Your goal
Which lines hold the word "What"? Copy each one.

(Stored records)
# # # # # # #
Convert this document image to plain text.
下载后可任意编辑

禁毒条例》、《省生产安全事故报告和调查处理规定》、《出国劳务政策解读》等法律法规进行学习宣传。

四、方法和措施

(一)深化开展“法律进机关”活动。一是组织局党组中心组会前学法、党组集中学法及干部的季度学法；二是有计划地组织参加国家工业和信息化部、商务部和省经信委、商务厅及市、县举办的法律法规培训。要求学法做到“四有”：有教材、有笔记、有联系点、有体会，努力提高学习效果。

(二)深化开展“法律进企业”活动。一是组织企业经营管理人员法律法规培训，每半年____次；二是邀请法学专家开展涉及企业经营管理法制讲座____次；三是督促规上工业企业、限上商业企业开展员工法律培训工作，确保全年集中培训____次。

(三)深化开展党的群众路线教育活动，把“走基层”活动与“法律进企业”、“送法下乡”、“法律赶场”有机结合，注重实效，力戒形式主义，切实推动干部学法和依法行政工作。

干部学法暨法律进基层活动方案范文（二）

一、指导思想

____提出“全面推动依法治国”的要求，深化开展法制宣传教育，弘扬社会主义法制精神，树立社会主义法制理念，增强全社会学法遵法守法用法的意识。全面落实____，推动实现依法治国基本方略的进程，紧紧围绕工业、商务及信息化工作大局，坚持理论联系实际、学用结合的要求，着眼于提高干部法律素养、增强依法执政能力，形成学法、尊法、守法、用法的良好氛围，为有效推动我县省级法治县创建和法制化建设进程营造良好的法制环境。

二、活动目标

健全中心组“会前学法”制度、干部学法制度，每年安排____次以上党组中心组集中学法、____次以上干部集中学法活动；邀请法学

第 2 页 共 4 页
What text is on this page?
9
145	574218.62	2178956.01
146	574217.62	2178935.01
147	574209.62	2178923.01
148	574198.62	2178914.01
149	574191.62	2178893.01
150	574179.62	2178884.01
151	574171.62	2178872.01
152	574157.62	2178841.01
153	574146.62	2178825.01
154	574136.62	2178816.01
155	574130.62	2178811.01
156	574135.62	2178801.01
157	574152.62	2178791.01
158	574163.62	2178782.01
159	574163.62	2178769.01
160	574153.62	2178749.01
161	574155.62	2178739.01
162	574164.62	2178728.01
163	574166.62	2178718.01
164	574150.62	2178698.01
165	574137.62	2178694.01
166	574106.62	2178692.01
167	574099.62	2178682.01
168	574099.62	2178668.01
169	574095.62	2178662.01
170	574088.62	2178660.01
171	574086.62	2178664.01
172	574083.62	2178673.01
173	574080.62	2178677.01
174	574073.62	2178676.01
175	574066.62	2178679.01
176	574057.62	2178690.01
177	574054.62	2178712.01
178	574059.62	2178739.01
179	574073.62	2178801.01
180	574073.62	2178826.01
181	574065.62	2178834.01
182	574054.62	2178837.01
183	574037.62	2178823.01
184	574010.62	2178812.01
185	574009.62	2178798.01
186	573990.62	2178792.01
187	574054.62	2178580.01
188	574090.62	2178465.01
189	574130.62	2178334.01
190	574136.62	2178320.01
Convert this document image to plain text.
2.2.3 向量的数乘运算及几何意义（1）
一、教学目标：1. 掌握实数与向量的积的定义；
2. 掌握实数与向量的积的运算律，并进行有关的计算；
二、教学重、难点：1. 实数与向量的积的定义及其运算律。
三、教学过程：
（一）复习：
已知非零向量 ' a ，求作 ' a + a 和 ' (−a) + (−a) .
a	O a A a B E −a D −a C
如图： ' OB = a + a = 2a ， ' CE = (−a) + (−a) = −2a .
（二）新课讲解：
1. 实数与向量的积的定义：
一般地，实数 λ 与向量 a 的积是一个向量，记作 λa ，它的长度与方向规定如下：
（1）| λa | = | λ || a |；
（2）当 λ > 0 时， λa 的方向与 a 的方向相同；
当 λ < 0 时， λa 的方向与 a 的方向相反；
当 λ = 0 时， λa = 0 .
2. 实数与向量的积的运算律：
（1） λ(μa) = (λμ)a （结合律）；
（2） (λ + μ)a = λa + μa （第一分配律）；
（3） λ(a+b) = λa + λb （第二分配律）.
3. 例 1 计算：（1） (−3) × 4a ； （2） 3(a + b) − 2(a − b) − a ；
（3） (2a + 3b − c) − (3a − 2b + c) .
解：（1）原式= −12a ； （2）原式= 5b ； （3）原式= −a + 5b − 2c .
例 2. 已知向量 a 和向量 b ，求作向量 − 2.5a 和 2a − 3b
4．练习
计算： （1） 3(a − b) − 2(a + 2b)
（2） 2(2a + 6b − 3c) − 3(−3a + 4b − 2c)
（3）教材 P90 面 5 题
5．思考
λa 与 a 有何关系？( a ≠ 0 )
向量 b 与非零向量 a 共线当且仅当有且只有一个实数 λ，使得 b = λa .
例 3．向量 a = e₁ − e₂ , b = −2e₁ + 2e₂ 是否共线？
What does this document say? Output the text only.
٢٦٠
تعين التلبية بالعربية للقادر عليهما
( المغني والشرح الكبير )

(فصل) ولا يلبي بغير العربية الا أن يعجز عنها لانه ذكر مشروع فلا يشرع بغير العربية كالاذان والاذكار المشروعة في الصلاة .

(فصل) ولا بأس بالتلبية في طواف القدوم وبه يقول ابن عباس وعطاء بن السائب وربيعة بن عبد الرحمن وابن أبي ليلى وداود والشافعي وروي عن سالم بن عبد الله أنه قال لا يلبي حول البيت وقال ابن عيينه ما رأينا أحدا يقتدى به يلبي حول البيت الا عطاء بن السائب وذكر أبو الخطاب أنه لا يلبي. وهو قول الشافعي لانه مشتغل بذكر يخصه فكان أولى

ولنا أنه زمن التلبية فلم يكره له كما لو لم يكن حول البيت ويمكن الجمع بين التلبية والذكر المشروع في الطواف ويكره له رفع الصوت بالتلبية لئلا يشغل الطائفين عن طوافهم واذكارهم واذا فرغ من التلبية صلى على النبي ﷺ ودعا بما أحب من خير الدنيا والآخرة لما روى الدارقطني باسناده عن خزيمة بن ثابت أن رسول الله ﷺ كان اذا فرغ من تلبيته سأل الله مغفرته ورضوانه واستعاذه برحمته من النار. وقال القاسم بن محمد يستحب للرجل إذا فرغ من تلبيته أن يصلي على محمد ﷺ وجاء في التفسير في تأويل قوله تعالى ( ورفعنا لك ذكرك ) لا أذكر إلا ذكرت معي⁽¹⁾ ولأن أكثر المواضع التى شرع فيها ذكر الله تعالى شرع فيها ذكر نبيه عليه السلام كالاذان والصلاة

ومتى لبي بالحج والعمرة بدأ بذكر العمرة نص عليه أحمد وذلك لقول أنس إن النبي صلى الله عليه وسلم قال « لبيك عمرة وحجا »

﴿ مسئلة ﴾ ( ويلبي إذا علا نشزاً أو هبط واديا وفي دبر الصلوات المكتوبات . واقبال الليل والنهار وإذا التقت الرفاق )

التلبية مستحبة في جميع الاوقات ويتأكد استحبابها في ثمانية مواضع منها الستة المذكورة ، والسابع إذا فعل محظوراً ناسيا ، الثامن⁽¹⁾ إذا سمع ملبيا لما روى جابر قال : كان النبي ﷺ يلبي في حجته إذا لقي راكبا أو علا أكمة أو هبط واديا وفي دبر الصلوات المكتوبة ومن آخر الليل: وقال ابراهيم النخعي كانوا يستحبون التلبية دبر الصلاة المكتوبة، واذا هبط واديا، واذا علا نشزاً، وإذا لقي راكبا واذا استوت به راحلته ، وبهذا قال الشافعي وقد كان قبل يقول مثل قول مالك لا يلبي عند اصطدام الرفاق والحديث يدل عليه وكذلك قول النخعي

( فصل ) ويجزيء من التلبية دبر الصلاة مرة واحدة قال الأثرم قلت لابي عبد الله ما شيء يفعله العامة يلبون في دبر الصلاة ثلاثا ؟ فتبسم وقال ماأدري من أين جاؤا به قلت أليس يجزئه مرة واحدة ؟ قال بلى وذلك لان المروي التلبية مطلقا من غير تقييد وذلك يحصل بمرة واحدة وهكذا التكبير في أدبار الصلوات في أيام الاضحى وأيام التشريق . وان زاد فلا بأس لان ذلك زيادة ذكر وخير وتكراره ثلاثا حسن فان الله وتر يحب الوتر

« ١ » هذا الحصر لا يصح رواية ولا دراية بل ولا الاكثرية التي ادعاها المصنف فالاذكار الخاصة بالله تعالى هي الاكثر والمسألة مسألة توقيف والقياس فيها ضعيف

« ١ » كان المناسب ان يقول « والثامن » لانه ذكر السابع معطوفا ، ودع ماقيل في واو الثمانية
# # # # # # #
Expected answer
What text is on this page?
What does this document say? Output the text only.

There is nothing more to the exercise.